## Objective
Filter the data below for the string "datos" and copy each matching line.
# # # # # # #
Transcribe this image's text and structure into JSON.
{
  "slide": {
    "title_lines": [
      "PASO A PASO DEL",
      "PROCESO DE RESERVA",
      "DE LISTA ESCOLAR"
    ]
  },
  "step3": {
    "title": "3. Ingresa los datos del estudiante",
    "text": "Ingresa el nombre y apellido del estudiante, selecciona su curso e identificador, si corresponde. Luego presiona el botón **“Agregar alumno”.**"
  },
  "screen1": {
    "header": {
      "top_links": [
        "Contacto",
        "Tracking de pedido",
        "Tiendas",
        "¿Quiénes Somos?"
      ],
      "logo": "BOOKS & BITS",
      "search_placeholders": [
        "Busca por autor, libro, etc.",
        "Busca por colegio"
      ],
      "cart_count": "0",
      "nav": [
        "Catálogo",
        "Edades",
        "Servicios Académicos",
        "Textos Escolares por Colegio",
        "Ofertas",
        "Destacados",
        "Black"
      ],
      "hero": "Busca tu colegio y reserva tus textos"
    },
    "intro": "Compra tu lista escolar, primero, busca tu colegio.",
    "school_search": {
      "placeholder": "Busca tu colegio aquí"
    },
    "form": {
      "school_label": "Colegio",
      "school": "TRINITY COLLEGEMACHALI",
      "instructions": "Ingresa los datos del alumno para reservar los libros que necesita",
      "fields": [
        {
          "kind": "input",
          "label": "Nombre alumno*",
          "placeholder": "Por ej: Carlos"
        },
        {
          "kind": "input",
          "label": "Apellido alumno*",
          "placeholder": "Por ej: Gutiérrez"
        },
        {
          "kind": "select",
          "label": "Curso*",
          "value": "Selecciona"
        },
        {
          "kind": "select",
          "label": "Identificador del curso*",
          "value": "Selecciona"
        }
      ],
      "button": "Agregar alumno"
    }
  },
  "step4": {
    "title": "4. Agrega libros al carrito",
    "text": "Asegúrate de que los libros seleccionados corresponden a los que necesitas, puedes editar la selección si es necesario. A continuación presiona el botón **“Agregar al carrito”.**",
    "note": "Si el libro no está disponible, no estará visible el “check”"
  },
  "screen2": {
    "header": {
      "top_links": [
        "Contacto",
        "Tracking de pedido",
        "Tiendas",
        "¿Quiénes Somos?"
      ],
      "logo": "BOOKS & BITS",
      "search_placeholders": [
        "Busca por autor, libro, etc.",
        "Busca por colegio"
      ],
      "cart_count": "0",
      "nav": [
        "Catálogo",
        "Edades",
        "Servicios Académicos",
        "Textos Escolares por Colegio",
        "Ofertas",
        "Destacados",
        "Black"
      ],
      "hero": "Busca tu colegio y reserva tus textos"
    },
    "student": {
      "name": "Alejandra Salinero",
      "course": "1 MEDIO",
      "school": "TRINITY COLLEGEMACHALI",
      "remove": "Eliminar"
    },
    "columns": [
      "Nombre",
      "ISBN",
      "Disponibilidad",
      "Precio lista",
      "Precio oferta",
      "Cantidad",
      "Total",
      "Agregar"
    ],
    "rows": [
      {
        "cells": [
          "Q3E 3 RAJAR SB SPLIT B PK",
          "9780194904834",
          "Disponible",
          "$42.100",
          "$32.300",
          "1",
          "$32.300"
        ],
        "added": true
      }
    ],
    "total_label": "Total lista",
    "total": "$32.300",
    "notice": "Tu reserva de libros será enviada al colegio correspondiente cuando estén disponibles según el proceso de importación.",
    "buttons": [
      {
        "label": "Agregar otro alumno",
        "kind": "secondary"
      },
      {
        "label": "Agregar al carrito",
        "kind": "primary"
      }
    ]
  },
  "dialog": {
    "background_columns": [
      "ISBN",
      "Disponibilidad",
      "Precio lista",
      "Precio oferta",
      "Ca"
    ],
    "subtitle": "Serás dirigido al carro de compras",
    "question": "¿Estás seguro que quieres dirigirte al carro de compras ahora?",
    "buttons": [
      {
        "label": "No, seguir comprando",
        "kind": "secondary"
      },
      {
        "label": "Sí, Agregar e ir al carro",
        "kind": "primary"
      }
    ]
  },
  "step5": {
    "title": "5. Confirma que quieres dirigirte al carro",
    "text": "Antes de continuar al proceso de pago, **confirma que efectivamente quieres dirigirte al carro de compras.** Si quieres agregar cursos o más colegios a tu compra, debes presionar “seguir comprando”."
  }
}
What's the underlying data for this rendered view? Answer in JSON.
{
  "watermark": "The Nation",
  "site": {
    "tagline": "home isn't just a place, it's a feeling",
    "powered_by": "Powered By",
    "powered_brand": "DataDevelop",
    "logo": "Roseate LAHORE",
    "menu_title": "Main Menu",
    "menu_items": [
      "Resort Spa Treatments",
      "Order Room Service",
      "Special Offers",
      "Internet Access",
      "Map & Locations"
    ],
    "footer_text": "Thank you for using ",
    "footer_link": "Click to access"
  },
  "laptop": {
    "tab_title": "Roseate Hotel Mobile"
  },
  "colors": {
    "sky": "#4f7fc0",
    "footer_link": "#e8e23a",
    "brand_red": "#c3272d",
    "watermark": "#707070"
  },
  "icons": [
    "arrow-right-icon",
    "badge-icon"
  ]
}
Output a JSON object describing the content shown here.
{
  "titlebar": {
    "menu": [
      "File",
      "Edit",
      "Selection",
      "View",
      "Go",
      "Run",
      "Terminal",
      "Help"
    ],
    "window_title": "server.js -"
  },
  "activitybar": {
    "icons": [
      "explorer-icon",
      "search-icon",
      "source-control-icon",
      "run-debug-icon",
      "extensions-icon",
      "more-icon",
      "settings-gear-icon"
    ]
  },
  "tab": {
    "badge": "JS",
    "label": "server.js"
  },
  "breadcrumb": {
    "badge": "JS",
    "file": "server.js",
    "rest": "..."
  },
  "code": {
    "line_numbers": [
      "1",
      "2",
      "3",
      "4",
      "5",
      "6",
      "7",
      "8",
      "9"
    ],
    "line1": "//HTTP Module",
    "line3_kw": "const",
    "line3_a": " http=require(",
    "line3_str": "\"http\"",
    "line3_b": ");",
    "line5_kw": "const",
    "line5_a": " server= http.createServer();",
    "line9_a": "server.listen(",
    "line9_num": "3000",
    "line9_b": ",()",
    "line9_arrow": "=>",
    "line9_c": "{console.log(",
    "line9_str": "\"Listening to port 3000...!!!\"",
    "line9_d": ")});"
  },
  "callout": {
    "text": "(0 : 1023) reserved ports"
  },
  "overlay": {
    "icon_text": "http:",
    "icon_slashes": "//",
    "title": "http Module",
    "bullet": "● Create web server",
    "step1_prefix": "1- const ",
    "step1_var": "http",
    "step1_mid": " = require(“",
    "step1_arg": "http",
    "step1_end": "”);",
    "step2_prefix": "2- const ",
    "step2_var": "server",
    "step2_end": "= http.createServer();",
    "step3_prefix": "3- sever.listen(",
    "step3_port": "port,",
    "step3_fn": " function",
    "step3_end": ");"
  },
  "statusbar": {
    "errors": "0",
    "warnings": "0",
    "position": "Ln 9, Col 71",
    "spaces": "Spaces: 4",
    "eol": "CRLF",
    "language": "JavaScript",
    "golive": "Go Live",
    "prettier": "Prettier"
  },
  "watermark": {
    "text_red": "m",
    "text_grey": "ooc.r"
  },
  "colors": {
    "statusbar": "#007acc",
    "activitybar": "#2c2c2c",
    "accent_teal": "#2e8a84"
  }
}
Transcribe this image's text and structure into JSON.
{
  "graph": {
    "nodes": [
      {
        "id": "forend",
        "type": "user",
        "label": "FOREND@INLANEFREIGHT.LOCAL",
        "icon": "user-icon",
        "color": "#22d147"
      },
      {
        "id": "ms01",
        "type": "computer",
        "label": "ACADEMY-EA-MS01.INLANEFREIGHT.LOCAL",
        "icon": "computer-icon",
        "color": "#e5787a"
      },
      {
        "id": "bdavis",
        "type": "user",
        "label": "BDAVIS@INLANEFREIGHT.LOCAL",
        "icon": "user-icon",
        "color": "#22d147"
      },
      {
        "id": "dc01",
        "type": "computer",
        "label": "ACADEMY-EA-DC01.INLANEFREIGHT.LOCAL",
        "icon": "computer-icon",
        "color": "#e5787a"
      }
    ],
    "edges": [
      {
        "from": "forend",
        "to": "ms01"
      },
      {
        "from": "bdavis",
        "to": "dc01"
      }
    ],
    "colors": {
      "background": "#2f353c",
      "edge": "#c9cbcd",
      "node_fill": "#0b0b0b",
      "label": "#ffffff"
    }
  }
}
# # # # # # #
## Task result
    "title": "3. Ingresa los datos del estudiante",
      "instructions": "Ingresa los datos del alumno para reservar los libros que necesita",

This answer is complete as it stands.